Instructions to follow: Restate every entry word for word.

Provided material:
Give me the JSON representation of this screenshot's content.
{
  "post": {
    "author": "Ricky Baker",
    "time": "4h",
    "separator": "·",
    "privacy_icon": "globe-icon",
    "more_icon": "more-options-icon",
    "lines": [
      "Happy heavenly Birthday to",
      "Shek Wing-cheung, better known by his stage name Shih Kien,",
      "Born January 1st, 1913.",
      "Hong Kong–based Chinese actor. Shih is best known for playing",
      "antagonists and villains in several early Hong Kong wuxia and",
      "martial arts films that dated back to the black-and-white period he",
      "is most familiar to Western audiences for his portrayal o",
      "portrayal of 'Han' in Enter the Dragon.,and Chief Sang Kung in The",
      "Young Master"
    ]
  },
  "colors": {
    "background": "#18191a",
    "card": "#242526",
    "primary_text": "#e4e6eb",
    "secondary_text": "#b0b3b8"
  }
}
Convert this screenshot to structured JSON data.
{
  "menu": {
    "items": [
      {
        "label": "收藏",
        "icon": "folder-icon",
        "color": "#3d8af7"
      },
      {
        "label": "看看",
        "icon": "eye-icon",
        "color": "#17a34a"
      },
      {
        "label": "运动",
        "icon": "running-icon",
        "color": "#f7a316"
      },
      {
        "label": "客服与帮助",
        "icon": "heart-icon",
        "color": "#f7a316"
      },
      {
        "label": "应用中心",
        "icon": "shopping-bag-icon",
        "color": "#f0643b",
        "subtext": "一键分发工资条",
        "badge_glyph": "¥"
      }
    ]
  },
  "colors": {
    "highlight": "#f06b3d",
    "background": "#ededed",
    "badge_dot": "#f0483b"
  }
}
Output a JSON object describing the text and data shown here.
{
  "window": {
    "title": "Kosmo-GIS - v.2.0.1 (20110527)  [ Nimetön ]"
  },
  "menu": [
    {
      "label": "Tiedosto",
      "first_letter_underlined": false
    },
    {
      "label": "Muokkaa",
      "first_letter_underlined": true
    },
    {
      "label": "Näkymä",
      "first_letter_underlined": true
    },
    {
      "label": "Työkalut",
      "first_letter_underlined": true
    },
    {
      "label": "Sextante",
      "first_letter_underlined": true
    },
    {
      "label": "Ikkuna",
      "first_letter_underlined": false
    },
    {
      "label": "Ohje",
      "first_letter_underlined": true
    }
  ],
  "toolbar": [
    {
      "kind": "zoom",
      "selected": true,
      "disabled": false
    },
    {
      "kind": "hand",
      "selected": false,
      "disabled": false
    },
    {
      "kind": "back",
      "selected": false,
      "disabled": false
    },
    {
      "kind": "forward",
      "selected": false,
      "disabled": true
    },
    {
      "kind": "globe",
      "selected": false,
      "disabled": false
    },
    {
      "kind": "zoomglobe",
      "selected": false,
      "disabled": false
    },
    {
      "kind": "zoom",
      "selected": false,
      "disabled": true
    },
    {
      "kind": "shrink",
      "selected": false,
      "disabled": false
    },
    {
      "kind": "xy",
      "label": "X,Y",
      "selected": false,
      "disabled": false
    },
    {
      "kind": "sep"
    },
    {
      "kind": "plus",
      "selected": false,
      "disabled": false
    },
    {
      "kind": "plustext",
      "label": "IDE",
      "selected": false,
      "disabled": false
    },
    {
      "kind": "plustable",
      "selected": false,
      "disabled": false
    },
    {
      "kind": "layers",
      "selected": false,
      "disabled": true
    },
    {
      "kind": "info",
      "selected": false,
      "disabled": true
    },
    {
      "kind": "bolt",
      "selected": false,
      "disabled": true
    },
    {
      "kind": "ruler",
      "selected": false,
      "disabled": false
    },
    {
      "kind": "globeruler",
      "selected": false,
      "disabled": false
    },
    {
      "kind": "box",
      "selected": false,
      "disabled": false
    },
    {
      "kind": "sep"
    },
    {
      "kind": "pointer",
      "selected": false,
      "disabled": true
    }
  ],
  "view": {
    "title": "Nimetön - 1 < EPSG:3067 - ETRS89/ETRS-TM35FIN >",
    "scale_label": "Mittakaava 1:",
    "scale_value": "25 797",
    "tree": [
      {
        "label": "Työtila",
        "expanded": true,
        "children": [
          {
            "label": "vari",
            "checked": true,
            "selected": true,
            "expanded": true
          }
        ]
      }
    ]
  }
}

Task output:
Give me the JSON representation of this screenshot's content.
{
  "post": {
    "author": "Ricky Baker",
    "time": "4h",
    "separator": "·",
    "privacy_icon": "globe-icon",
    "more_icon": "more-options-icon",
    "lines": [
      "Happy heavenly Birthday to",
      "Shek Wing-cheung, better known by his stage name Shih Kien,",
      "Born January 1st, 1913.",
      "Hong Kong–based Chinese actor. Shih is best known for playing",
      "antagonists and villains in several early Hong Kong wuxia and",
      "martial arts films that dated back to the black-and-white period he",
      "is most familiar to Western audiences for his portrayal o",
      "portrayal of 'Han' in Enter the Dragon.,and Chief Sang Kung in The",
      "Young Master"
    ]
  },
  "colors": {
    "background": "#18191a",
    "card": "#242526",
    "primary_text": "#e4e6eb",
    "secondary_text": "#b0b3b8"
  }
}
Convert this screenshot to structured JSON data.
{
  "menu": {
    "items": [
      {
        "label": "收藏",
        "icon": "folder-icon",
        "color": "#3d8af7"
      },
      {
        "label": "看看",
        "icon": "eye-icon",
        "color": "#17a34a"
      },
      {
        "label": "运动",
        "icon": "running-icon",
        "color": "#f7a316"
      },
      {
        "label": "客服与帮助",
        "icon": "heart-icon",
        "color": "#f7a316"
      },
      {
        "label": "应用中心",
        "icon": "shopping-bag-icon",
        "color": "#f0643b",
        "subtext": "一键分发工资条",
        "badge_glyph": "¥"
      }
    ]
  },
  "colors": {
    "highlight": "#f06b3d",
    "background": "#ededed",
    "badge_dot": "#f0483b"
  }
}
Output a JSON object describing the text and data shown here.
{
  "window": {
    "title": "Kosmo-GIS - v.2.0.1 (20110527)  [ Nimetön ]"
  },
  "menu": [
    {
      "label": "Tiedosto",
      "first_letter_underlined": false
    },
    {
      "label": "Muokkaa",
      "first_letter_underlined": true
    },
    {
      "label": "Näkymä",
      "first_letter_underlined": true
    },
    {
      "label": "Työkalut",
      "first_letter_underlined": true
    },
    {
      "label": "Sextante",
      "first_letter_underlined": true
    },
    {
      "label": "Ikkuna",
      "first_letter_underlined": false
    },
    {
      "label": "Ohje",
      "first_letter_underlined": true
    }
  ],
  "toolbar": [
    {
      "kind": "zoom",
      "selected": true,
      "disabled": false
    },
    {
      "kind": "hand",
      "selected": false,
      "disabled": false
    },
    {
      "kind": "back",
      "selected": false,
      "disabled": false
    },
    {
      "kind": "forward",
      "selected": false,
      "disabled": true
    },
    {
      "kind": "globe",
      "selected": false,
      "disabled": false
    },
    {
      "kind": "zoomglobe",
      "selected": false,
      "disabled": false
    },
    {
      "kind": "zoom",
      "selected": false,
      "disabled": true
    },
    {
      "kind": "shrink",
      "selected": false,
      "disabled": false
    },
    {
      "kind": "xy",
      "label": "X,Y",
      "selected": false,
      "disabled": false
    },
    {
      "kind": "sep"
    },
    {
      "kind": "plus",
      "selected": false,
      "disabled": false
    },
    {
      "kind": "plustext",
      "label": "IDE",
      "selected": false,
      "disabled": false
    },
    {
      "kind": "plustable",
      "selected": false,
      "disabled": false
    },
    {
      "kind": "layers",
      "selected": false,
      "disabled": true
    },
    {
      "kind": "info",
      "selected": false,
      "disabled": true
    },
    {
      "kind": "bolt",
      "selected": false,
      "disabled": true
    },
    {
      "kind": "ruler",
      "selected": false,
      "disabled": false
    },
    {
      "kind": "globeruler",
      "selected": false,
      "disabled": false
    },
    {
      "kind": "box",
      "selected": false,
      "disabled": false
    },
    {
      "kind": "sep"
    },
    {
      "kind": "pointer",
      "selected": false,
      "disabled": true
    }
  ],
  "view": {
    "title": "Nimetön - 1 < EPSG:3067 - ETRS89/ETRS-TM35FIN >",
    "scale_label": "Mittakaava 1:",
    "scale_value": "25 797",
    "tree": [
      {
        "label": "Työtila",
        "expanded": true,
        "children": [
          {
            "label": "vari",
            "checked": true,
            "selected": true,
            "expanded": true
          }
        ]
      }
    ]
  }
}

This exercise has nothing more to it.